Written exercise:
Report every line from the material that contains the word "Actual".

Given entries:
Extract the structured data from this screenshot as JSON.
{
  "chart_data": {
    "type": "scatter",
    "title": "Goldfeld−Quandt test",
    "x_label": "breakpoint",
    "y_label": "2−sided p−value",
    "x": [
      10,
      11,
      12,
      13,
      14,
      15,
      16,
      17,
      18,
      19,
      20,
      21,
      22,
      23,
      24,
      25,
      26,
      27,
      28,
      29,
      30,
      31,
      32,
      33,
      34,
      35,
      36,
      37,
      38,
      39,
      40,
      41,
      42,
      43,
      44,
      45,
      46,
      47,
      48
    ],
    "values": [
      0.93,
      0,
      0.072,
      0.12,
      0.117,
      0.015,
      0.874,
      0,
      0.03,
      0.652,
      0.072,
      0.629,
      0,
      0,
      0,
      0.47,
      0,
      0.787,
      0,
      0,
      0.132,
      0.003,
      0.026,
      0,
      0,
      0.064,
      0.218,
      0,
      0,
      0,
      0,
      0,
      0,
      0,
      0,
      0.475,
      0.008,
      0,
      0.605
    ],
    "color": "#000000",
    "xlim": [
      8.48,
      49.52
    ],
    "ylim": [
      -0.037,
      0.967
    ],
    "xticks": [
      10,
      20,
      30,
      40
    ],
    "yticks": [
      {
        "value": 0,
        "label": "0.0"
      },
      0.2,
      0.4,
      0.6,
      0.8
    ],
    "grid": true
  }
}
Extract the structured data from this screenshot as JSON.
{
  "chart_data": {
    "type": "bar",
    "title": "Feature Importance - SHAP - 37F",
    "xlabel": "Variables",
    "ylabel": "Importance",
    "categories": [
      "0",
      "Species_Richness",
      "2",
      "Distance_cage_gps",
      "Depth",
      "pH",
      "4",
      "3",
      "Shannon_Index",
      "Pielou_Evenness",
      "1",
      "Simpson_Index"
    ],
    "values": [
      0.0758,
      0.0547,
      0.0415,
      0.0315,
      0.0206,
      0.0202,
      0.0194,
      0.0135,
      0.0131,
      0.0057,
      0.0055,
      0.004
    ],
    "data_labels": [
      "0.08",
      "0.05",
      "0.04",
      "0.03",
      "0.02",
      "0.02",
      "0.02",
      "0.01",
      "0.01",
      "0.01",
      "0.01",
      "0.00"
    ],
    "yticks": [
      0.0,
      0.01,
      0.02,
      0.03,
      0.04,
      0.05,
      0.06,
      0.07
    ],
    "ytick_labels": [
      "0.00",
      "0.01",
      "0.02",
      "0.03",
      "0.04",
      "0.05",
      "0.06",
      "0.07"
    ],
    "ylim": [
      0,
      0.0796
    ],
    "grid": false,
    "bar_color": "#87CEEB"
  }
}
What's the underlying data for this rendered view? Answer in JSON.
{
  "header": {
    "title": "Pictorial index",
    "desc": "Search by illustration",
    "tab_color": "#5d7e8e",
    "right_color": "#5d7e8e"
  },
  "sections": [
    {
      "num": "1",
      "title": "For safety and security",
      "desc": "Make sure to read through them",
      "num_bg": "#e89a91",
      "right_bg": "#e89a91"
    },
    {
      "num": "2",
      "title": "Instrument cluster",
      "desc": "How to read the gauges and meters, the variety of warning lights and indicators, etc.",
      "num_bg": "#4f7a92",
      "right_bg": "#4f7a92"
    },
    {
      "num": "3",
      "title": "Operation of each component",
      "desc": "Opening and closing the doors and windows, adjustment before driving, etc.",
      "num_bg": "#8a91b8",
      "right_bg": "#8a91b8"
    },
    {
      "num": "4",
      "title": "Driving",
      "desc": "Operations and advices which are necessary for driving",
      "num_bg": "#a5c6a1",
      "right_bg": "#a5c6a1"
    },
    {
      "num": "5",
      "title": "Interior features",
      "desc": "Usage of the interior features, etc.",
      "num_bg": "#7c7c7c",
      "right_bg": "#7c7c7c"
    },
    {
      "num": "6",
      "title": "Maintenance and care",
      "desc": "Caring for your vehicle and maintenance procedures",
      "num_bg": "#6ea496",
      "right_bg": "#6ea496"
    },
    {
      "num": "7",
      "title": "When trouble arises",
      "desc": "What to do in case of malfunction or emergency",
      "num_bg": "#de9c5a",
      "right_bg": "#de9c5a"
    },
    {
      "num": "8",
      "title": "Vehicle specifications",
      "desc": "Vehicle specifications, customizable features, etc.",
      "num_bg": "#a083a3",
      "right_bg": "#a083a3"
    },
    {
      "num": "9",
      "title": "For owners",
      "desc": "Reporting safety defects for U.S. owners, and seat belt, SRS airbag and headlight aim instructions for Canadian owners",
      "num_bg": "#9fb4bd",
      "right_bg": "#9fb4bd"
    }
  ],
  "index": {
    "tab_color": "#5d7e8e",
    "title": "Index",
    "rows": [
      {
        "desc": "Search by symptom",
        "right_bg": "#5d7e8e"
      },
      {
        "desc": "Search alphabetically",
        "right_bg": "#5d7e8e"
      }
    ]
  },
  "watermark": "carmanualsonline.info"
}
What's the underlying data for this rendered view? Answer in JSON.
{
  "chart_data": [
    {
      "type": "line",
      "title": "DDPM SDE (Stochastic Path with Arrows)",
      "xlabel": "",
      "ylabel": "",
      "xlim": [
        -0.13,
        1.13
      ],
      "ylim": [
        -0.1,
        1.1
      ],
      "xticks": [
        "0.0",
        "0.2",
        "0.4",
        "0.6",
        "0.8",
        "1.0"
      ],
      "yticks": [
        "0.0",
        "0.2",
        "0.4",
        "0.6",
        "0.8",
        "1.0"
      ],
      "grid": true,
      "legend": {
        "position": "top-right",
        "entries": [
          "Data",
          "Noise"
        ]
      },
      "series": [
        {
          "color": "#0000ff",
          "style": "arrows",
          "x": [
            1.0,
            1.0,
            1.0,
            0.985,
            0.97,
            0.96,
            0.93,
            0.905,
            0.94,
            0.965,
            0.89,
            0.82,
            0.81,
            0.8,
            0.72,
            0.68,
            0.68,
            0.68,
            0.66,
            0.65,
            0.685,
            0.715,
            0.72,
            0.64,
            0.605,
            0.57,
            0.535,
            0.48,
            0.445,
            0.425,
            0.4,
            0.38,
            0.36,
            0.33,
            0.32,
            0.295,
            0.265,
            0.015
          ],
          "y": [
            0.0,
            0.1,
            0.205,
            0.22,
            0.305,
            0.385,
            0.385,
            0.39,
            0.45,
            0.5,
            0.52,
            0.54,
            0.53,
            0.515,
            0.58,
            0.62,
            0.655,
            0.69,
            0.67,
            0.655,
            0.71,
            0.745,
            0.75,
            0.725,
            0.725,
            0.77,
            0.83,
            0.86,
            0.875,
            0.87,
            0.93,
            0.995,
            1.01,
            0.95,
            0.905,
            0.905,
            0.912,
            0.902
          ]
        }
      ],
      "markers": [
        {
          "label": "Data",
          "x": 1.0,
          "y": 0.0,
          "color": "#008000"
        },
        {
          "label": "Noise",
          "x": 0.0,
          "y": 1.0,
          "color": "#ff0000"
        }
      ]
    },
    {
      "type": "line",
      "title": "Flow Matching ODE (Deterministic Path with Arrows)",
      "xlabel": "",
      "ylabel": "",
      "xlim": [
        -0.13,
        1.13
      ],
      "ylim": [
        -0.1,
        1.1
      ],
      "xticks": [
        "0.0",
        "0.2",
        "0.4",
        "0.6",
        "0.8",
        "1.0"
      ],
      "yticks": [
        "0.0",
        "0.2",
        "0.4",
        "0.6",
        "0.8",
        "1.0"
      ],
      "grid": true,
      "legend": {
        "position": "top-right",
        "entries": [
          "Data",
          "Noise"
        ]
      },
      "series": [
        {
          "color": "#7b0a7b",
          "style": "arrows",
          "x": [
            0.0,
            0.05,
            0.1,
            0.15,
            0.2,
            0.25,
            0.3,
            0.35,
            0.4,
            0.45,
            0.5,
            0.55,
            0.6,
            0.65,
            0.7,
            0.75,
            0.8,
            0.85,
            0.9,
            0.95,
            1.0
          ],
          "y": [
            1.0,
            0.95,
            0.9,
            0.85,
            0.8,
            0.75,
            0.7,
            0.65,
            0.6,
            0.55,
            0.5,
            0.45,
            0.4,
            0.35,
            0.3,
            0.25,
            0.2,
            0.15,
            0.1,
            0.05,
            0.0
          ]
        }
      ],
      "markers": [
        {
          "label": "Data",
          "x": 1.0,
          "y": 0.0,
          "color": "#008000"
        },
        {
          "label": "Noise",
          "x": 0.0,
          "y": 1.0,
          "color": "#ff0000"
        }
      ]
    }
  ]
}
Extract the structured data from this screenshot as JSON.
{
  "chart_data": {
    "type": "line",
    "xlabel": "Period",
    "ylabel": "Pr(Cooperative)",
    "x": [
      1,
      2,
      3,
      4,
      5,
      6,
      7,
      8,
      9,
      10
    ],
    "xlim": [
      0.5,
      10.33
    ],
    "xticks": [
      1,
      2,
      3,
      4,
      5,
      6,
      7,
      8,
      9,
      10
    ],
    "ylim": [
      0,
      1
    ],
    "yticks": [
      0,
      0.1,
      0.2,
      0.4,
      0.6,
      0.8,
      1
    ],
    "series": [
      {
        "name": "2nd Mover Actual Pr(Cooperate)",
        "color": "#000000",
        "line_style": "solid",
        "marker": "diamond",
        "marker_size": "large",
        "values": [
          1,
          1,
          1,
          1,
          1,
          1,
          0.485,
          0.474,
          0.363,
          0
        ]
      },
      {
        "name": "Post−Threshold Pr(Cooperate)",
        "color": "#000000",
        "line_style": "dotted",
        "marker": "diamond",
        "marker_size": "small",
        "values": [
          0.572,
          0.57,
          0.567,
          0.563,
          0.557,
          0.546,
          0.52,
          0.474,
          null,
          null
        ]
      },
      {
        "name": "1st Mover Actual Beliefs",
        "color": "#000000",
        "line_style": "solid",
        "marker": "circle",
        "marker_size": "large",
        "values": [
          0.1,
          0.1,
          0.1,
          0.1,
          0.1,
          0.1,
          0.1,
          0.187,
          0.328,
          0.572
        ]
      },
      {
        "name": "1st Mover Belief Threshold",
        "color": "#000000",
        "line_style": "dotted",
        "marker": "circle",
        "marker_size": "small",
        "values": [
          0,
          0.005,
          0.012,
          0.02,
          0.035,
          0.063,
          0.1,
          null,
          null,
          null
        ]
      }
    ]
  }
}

Worked answer:
        "name": "2nd Mover Actual Pr(Cooperate)",
        "name": "1st Mover Actual Beliefs",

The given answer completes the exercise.